- **EXERCISE REQUIREMENTS**: Print out the data that follows exactly, character for character, apart from the pictures.

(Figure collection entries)

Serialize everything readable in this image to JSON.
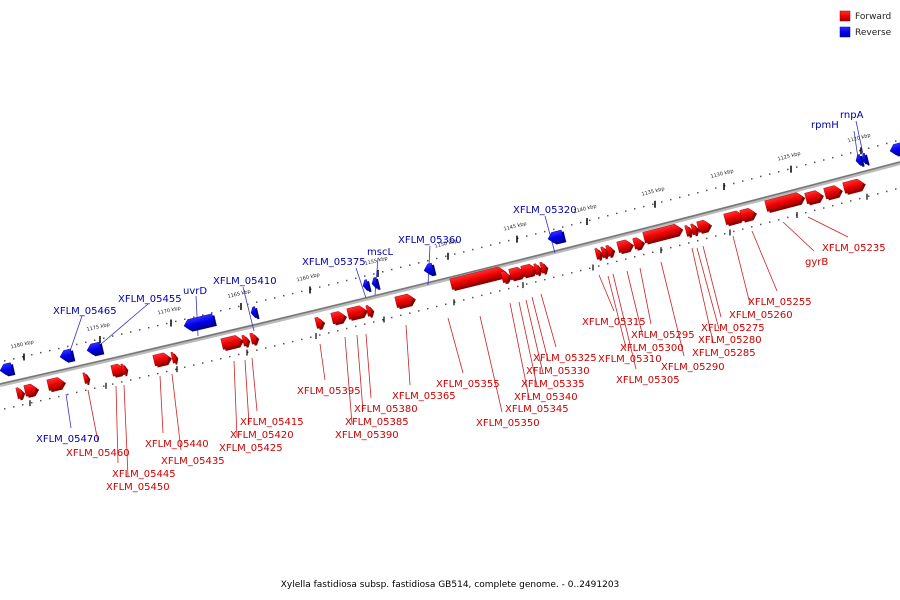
{
  "caption": "Xylella fastidiosa subsp. fastidiosa GB514, complete genome. - 0..2491203",
  "colors": {
    "forward": "#ee0000",
    "forward_dark": "#990000",
    "reverse": "#0000ee",
    "reverse_dark": "#000099",
    "backbone": "#888888",
    "label_forward": "#cc0000",
    "label_reverse": "#0000aa"
  },
  "legend": [
    {
      "label": "Forward",
      "strand": "forward"
    },
    {
      "label": "Reverse",
      "strand": "reverse"
    }
  ],
  "ticks": [
    {
      "label": "1180 kbp"
    },
    {
      "label": "1175 kbp"
    },
    {
      "label": "1170 kbp"
    },
    {
      "label": "1165 kbp"
    },
    {
      "label": "1160 kbp"
    },
    {
      "label": "1155 kbp"
    },
    {
      "label": "1150 kbp"
    },
    {
      "label": "1145 kbp"
    },
    {
      "label": "1140 kbp"
    },
    {
      "label": "1135 kbp"
    },
    {
      "label": "1130 kbp"
    },
    {
      "label": "1125 kbp"
    },
    {
      "label": "1120 kbp"
    }
  ],
  "reverse_labels": [
    "XFLM_05465",
    "XFLM_05455",
    "uvrD",
    "XFLM_05410",
    "XFLM_05375",
    "mscL",
    "XFLM_05360",
    "XFLM_05320",
    "rpmH",
    "rnpA",
    "XFLM_05470"
  ],
  "forward_labels": [
    "XFLM_05460",
    "XFLM_05445",
    "XFLM_05450",
    "XFLM_05440",
    "XFLM_05435",
    "XFLM_05415",
    "XFLM_05420",
    "XFLM_05425",
    "XFLM_05395",
    "XFLM_05380",
    "XFLM_05385",
    "XFLM_05390",
    "XFLM_05365",
    "XFLM_05355",
    "XFLM_05350",
    "XFLM_05345",
    "XFLM_05340",
    "XFLM_05335",
    "XFLM_05330",
    "XFLM_05325",
    "XFLM_05315",
    "XFLM_05295",
    "XFLM_05300",
    "XFLM_05310",
    "XFLM_05305",
    "XFLM_05290",
    "XFLM_05285",
    "XFLM_05280",
    "XFLM_05275",
    "XFLM_05260",
    "XFLM_05255",
    "gyrB",
    "XFLM_05235"
  ]
}
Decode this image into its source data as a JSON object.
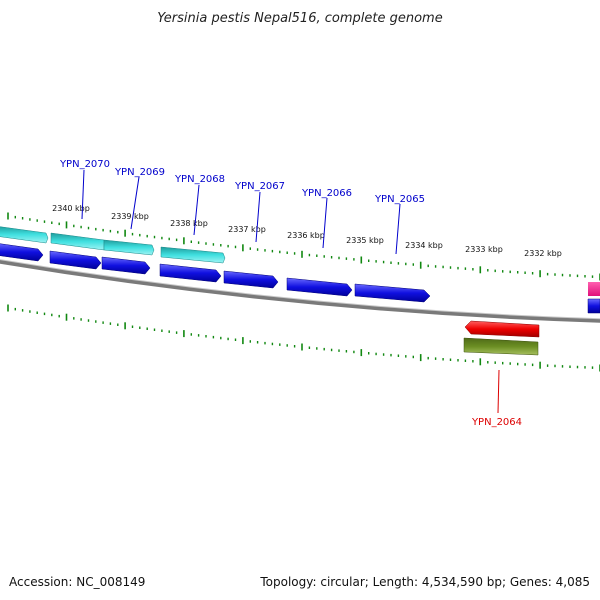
{
  "title": "Yersinia pestis Nepal516, complete genome",
  "footer": {
    "accession": "Accession: NC_008149",
    "summary": "Topology: circular; Length: 4,534,590 bp; Genes: 4,085"
  },
  "ticks": [
    "2340 kbp",
    "2339 kbp",
    "2338 kbp",
    "2337 kbp",
    "2336 kbp",
    "2335 kbp",
    "2334 kbp",
    "2333 kbp",
    "2332 kbp"
  ],
  "genes": [
    {
      "label": "YPN_2070",
      "color": "#0000cc"
    },
    {
      "label": "YPN_2069",
      "color": "#0000cc"
    },
    {
      "label": "YPN_2068",
      "color": "#0000cc"
    },
    {
      "label": "YPN_2067",
      "color": "#0000cc"
    },
    {
      "label": "YPN_2066",
      "color": "#0000cc"
    },
    {
      "label": "YPN_2065",
      "color": "#0000cc"
    },
    {
      "label": "YPN_2064",
      "color": "#dd0000"
    }
  ],
  "colors": {
    "forward_cds": "#1010e0",
    "forward_feature": "#30c8c8",
    "reverse_cds": "#ee1111",
    "reverse_feature": "#6b8e23",
    "edge_feature": "#ff1493",
    "backbone": "#888888",
    "tick": "#118811"
  }
}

- **RESULT FOR THIS TASK**:
Serialize everything readable in this image to JSON.
{
  "caption": "Xylella fastidiosa subsp. fastidiosa GB514, complete genome. - 0..2491203",
  "colors": {
    "forward": "#ee0000",
    "forward_dark": "#990000",
    "reverse": "#0000ee",
    "reverse_dark": "#000099",
    "backbone": "#888888",
    "label_forward": "#cc0000",
    "label_reverse": "#0000aa"
  },
  "legend": [
    {
      "label": "Forward",
      "strand": "forward"
    },
    {
      "label": "Reverse",
      "strand": "reverse"
    }
  ],
  "ticks": [
    {
      "label": "1180 kbp"
    },
    {
      "label": "1175 kbp"
    },
    {
      "label": "1170 kbp"
    },
    {
      "label": "1165 kbp"
    },
    {
      "label": "1160 kbp"
    },
    {
      "label": "1155 kbp"
    },
    {
      "label": "1150 kbp"
    },
    {
      "label": "1145 kbp"
    },
    {
      "label": "1140 kbp"
    },
    {
      "label": "1135 kbp"
    },
    {
      "label": "1130 kbp"
    },
    {
      "label": "1125 kbp"
    },
    {
      "label": "1120 kbp"
    }
  ],
  "reverse_labels": [
    "XFLM_05465",
    "XFLM_05455",
    "uvrD",
    "XFLM_05410",
    "XFLM_05375",
    "mscL",
    "XFLM_05360",
    "XFLM_05320",
    "rpmH",
    "rnpA",
    "XFLM_05470"
  ],
  "forward_labels": [
    "XFLM_05460",
    "XFLM_05445",
    "XFLM_05450",
    "XFLM_05440",
    "XFLM_05435",
    "XFLM_05415",
    "XFLM_05420",
    "XFLM_05425",
    "XFLM_05395",
    "XFLM_05380",
    "XFLM_05385",
    "XFLM_05390",
    "XFLM_05365",
    "XFLM_05355",
    "XFLM_05350",
    "XFLM_05345",
    "XFLM_05340",
    "XFLM_05335",
    "XFLM_05330",
    "XFLM_05325",
    "XFLM_05315",
    "XFLM_05295",
    "XFLM_05300",
    "XFLM_05310",
    "XFLM_05305",
    "XFLM_05290",
    "XFLM_05285",
    "XFLM_05280",
    "XFLM_05275",
    "XFLM_05260",
    "XFLM_05255",
    "gyrB",
    "XFLM_05235"
  ]
}
Decode this image into its source data as a JSON object.
{
  "title": "Yersinia pestis Nepal516, complete genome",
  "footer": {
    "accession": "Accession: NC_008149",
    "summary": "Topology: circular; Length: 4,534,590 bp; Genes: 4,085"
  },
  "ticks": [
    "2340 kbp",
    "2339 kbp",
    "2338 kbp",
    "2337 kbp",
    "2336 kbp",
    "2335 kbp",
    "2334 kbp",
    "2333 kbp",
    "2332 kbp"
  ],
  "genes": [
    {
      "label": "YPN_2070",
      "color": "#0000cc"
    },
    {
      "label": "YPN_2069",
      "color": "#0000cc"
    },
    {
      "label": "YPN_2068",
      "color": "#0000cc"
    },
    {
      "label": "YPN_2067",
      "color": "#0000cc"
    },
    {
      "label": "YPN_2066",
      "color": "#0000cc"
    },
    {
      "label": "YPN_2065",
      "color": "#0000cc"
    },
    {
      "label": "YPN_2064",
      "color": "#dd0000"
    }
  ],
  "colors": {
    "forward_cds": "#1010e0",
    "forward_feature": "#30c8c8",
    "reverse_cds": "#ee1111",
    "reverse_feature": "#6b8e23",
    "edge_feature": "#ff1493",
    "backbone": "#888888",
    "tick": "#118811"
  }
}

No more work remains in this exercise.